- [Stored rows]:
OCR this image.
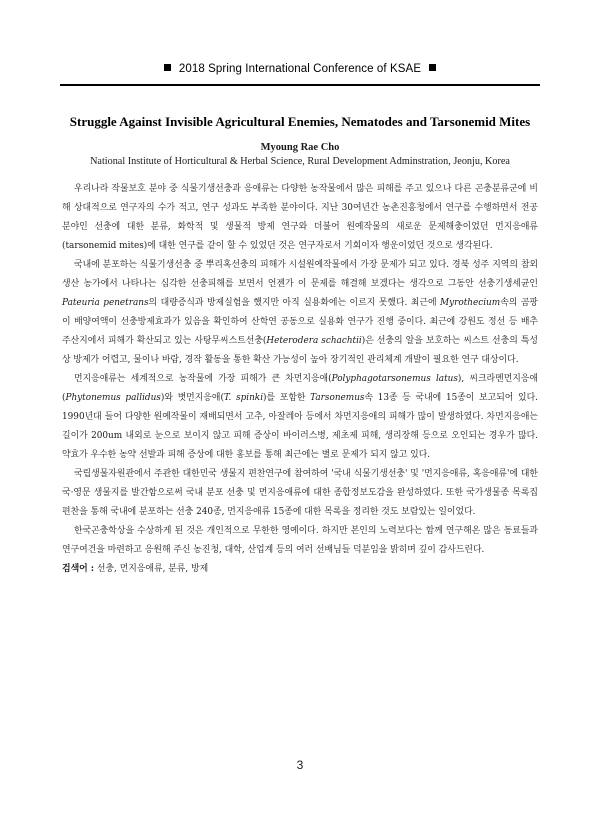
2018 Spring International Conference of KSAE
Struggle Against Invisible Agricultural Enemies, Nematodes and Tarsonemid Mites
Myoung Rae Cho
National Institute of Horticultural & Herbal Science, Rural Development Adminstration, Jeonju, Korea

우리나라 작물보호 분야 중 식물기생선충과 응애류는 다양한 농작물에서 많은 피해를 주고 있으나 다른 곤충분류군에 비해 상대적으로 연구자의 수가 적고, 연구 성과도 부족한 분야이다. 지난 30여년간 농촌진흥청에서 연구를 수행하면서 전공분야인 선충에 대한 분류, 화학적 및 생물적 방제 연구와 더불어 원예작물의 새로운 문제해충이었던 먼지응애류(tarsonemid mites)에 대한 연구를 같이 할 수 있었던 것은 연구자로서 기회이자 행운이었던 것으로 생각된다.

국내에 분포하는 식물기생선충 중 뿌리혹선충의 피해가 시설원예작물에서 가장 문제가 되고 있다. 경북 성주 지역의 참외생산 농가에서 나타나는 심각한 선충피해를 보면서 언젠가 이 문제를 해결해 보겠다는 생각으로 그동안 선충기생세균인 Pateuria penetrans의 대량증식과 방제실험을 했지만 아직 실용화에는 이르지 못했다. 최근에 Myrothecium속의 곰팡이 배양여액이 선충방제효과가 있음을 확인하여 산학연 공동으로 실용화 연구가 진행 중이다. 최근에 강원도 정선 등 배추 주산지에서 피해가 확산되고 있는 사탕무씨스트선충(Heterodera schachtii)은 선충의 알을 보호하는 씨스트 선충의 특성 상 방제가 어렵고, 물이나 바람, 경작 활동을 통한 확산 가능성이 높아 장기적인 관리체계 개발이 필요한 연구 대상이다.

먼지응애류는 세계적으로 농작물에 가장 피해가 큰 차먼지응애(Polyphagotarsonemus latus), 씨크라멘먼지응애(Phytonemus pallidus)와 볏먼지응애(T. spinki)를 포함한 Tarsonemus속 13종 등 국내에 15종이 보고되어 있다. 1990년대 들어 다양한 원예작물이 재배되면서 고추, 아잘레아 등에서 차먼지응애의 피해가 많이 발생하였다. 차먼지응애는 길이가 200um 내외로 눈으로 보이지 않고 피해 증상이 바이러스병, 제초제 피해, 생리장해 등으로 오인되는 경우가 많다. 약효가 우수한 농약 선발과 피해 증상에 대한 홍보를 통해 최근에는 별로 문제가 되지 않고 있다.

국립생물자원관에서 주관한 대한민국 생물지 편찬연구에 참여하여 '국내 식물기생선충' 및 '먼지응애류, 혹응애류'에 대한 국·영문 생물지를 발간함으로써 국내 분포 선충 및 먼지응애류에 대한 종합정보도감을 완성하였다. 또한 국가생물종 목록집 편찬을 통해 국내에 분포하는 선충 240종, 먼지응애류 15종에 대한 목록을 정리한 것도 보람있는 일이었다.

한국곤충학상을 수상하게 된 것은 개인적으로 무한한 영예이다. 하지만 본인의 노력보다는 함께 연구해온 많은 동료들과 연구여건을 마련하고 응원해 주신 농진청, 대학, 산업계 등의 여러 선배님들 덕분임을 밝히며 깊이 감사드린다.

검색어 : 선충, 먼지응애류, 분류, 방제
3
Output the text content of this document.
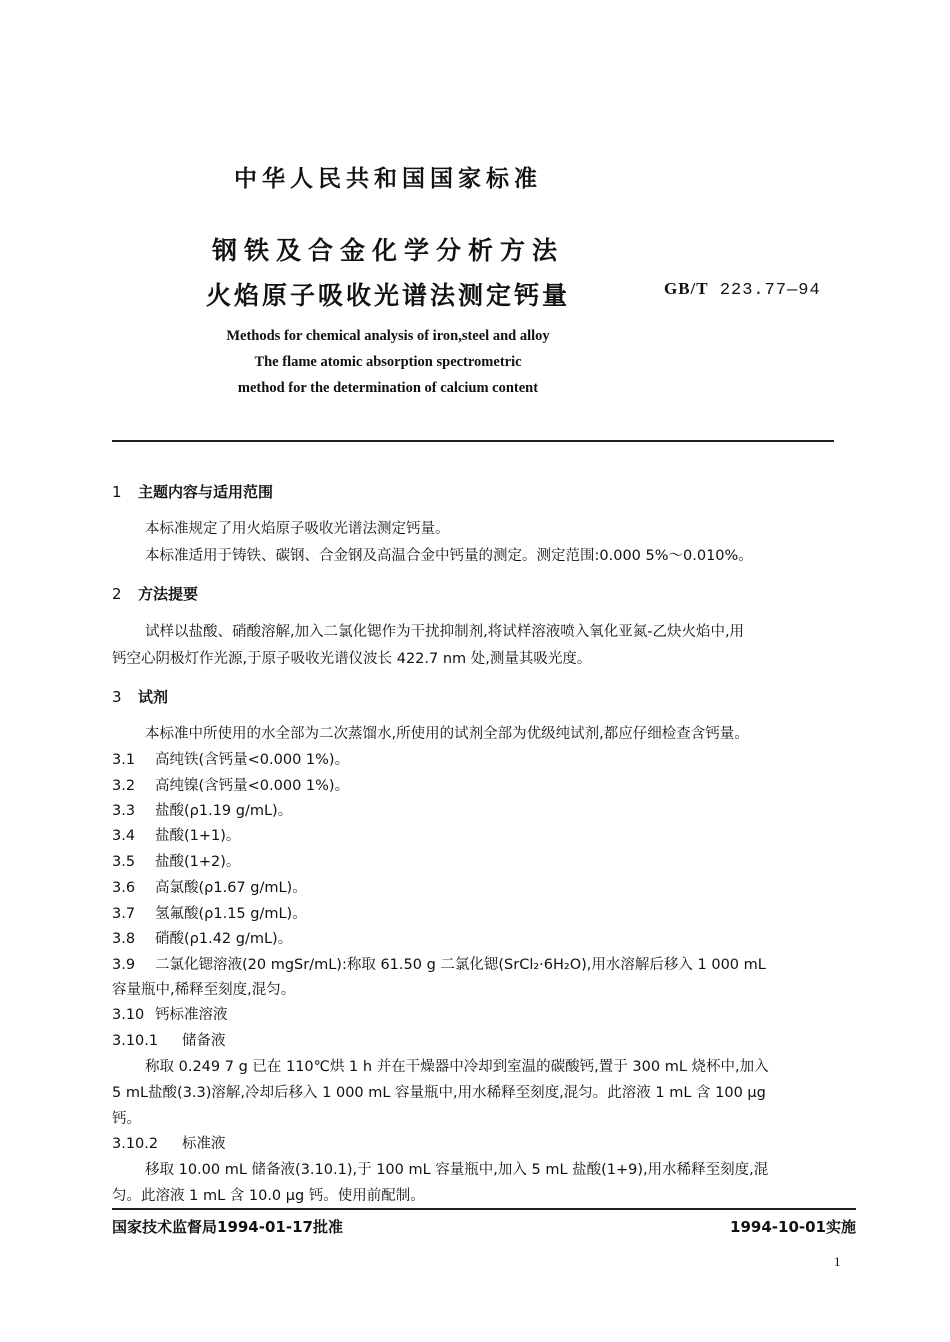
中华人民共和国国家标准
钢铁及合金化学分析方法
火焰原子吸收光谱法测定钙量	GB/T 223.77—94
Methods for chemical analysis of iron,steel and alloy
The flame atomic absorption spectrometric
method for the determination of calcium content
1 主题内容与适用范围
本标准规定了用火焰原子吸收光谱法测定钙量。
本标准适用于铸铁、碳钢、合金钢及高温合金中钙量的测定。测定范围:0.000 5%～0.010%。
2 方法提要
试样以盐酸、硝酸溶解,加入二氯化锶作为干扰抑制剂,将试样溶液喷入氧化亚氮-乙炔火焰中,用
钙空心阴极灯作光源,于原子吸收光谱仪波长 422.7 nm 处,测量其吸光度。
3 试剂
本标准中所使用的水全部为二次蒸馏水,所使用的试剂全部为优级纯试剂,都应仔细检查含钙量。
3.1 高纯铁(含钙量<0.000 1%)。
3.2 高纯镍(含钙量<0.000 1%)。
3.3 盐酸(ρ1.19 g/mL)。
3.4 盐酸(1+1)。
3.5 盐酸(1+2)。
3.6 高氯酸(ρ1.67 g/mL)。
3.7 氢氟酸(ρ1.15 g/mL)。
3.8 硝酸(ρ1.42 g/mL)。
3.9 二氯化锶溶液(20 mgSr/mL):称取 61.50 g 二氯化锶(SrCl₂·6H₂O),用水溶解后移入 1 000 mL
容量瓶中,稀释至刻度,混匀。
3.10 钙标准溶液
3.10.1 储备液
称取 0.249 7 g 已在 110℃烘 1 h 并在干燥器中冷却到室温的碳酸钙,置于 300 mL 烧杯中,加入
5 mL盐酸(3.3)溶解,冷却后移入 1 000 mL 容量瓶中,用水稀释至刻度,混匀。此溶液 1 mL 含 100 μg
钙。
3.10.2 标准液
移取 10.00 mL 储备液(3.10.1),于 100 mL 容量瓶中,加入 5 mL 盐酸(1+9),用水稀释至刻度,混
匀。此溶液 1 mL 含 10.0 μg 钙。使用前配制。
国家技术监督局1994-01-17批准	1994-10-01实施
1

- [What the task asks]:
With pictures omitted, reproduce exactly the lines from the line containing "Output the text content of this document." through the end of the data above.

- [Output of the task]:
Output the text content of this document.
中华人民共和国国家标准
钢铁及合金化学分析方法
火焰原子吸收光谱法测定钙量	GB/T 223.77—94
Methods for chemical analysis of iron,steel and alloy
The flame atomic absorption spectrometric
method for the determination of calcium content
1 主题内容与适用范围
本标准规定了用火焰原子吸收光谱法测定钙量。
本标准适用于铸铁、碳钢、合金钢及高温合金中钙量的测定。测定范围:0.000 5%～0.010%。
2 方法提要
试样以盐酸、硝酸溶解,加入二氯化锶作为干扰抑制剂,将试样溶液喷入氧化亚氮-乙炔火焰中,用
钙空心阴极灯作光源,于原子吸收光谱仪波长 422.7 nm 处,测量其吸光度。
3 试剂
本标准中所使用的水全部为二次蒸馏水,所使用的试剂全部为优级纯试剂,都应仔细检查含钙量。
3.1 高纯铁(含钙量<0.000 1%)。
3.2 高纯镍(含钙量<0.000 1%)。
3.3 盐酸(ρ1.19 g/mL)。
3.4 盐酸(1+1)。
3.5 盐酸(1+2)。
3.6 高氯酸(ρ1.67 g/mL)。
3.7 氢氟酸(ρ1.15 g/mL)。
3.8 硝酸(ρ1.42 g/mL)。
3.9 二氯化锶溶液(20 mgSr/mL):称取 61.50 g 二氯化锶(SrCl₂·6H₂O),用水溶解后移入 1 000 mL
容量瓶中,稀释至刻度,混匀。
3.10 钙标准溶液
3.10.1 储备液
称取 0.249 7 g 已在 110℃烘 1 h 并在干燥器中冷却到室温的碳酸钙,置于 300 mL 烧杯中,加入
5 mL盐酸(3.3)溶解,冷却后移入 1 000 mL 容量瓶中,用水稀释至刻度,混匀。此溶液 1 mL 含 100 μg
钙。
3.10.2 标准液
移取 10.00 mL 储备液(3.10.1),于 100 mL 容量瓶中,加入 5 mL 盐酸(1+9),用水稀释至刻度,混
匀。此溶液 1 mL 含 10.0 μg 钙。使用前配制。
国家技术监督局1994-01-17批准	1994-10-01实施
1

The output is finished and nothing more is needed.